SHORT EXERCISE: Count the lines of the listing below that contain the string "tick", treating uppercase and lowercase as different. Reply with the number alone.

Records taken from a collection:
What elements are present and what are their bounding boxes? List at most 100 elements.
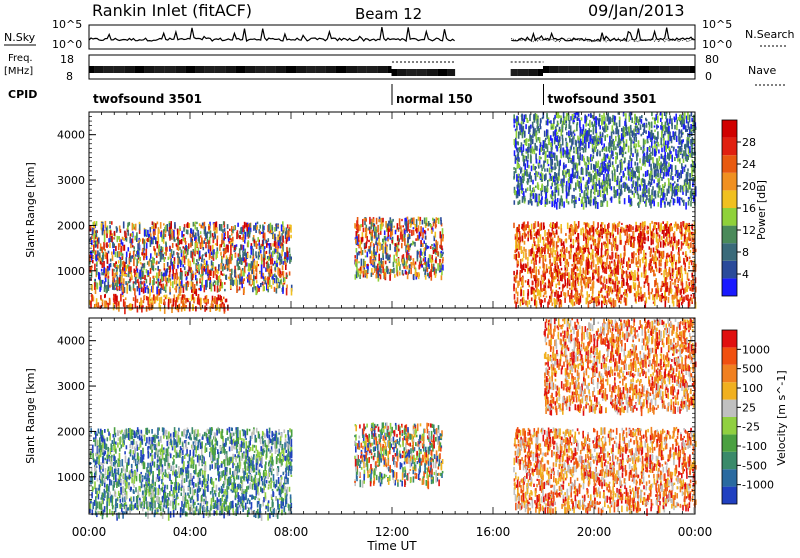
station-title: Rankin Inlet (fitACF) xyxy=(92,1,252,20)
echo-cell xyxy=(149,234,151,237)
echo-cell xyxy=(142,272,144,277)
echo-cell xyxy=(96,261,98,264)
echo-cell xyxy=(654,300,656,306)
echo-cell xyxy=(368,246,370,249)
echo-cell xyxy=(566,247,568,253)
echo-cell xyxy=(116,268,118,272)
echo-cell xyxy=(129,237,131,243)
nsearch-tick-top: 10^5 xyxy=(702,18,732,31)
echo-cell xyxy=(670,223,672,225)
echo-cell xyxy=(277,252,279,254)
echo-cell xyxy=(173,251,175,256)
echo-cell xyxy=(132,245,134,247)
echo-cell xyxy=(613,241,615,245)
echo-cell xyxy=(660,241,662,247)
echo-cell xyxy=(356,248,358,253)
echo-cell xyxy=(556,262,558,269)
echo-cell xyxy=(647,226,649,230)
echo-cell xyxy=(140,262,142,265)
echo-cell xyxy=(246,277,248,279)
echo-cell xyxy=(147,270,149,275)
echo-cell xyxy=(272,227,274,231)
echo-cell xyxy=(663,270,665,277)
echo-cell xyxy=(522,224,524,228)
echo-cell xyxy=(550,299,552,303)
echo-cell xyxy=(165,234,167,237)
echo-cell xyxy=(156,261,158,264)
echo-cell xyxy=(274,274,276,278)
echo-cell xyxy=(178,230,180,235)
echo-cell xyxy=(574,276,576,278)
echo-cell xyxy=(385,221,387,228)
echo-cell xyxy=(232,280,234,286)
echo-cell xyxy=(215,227,217,233)
echo-cell xyxy=(184,295,186,298)
echo-cell xyxy=(423,240,425,244)
echo-cell xyxy=(202,276,204,280)
echo-cell xyxy=(427,273,429,276)
echo-cell xyxy=(602,222,604,225)
echo-cell xyxy=(141,252,143,255)
echo-cell xyxy=(564,255,566,258)
echo-cell xyxy=(544,244,546,251)
echo-cell xyxy=(90,301,92,309)
echo-cell xyxy=(135,254,137,257)
echo-cell xyxy=(205,280,207,287)
echo-cell xyxy=(527,231,529,234)
echo-cell xyxy=(640,166,642,170)
echo-cell xyxy=(153,236,155,240)
echo-cell xyxy=(193,222,195,227)
echo-cell xyxy=(515,277,517,282)
echo-cell xyxy=(394,274,396,278)
echo-cell xyxy=(214,267,216,270)
echo-cell xyxy=(222,282,224,288)
echo-cell xyxy=(173,298,175,305)
echo-cell xyxy=(210,270,212,275)
echo-cell xyxy=(671,279,673,281)
echo-cell xyxy=(631,253,633,256)
echo-cell xyxy=(205,254,207,257)
echo-cell xyxy=(389,226,391,228)
echo-cell xyxy=(676,287,678,293)
echo-cell xyxy=(146,239,148,242)
freq-tick-bottom: 8 xyxy=(66,70,73,83)
echo-cell xyxy=(199,279,201,282)
echo-cell xyxy=(211,256,213,259)
echo-cell xyxy=(378,254,380,261)
echo-cell xyxy=(359,240,361,248)
echo-cell xyxy=(659,295,661,302)
echo-cell xyxy=(276,288,278,293)
echo-cell xyxy=(370,257,372,264)
echo-cell xyxy=(682,252,684,255)
echo-cell xyxy=(286,275,288,278)
echo-cell xyxy=(380,243,382,250)
echo-cell xyxy=(242,268,244,271)
echo-cell xyxy=(640,231,642,238)
echo-cell xyxy=(95,304,97,307)
echo-cell xyxy=(586,260,588,267)
echo-cell xyxy=(608,223,610,228)
echo-cell xyxy=(521,289,523,295)
echo-cell xyxy=(551,263,553,266)
echo-cell xyxy=(553,224,555,228)
echo-cell xyxy=(549,232,551,237)
echo-cell xyxy=(94,279,96,281)
echo-cell xyxy=(187,272,189,276)
echo-cell xyxy=(651,288,653,292)
echo-cell xyxy=(153,278,155,285)
echo-cell xyxy=(568,272,570,278)
echo-cell xyxy=(415,224,417,229)
echo-cell xyxy=(269,250,271,254)
echo-cell xyxy=(355,227,357,229)
echo-cell xyxy=(577,269,579,271)
echo-cell xyxy=(662,281,664,286)
echo-cell xyxy=(125,281,127,285)
echo-cell xyxy=(217,247,219,251)
echo-cell xyxy=(169,287,171,293)
echo-cell xyxy=(179,279,181,286)
echo-cell xyxy=(137,299,139,303)
echo-cell xyxy=(183,284,185,286)
echo-cell xyxy=(204,222,206,226)
echo-cell xyxy=(225,264,227,269)
echo-cell xyxy=(656,268,658,272)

COMPLETE ANSWER: 2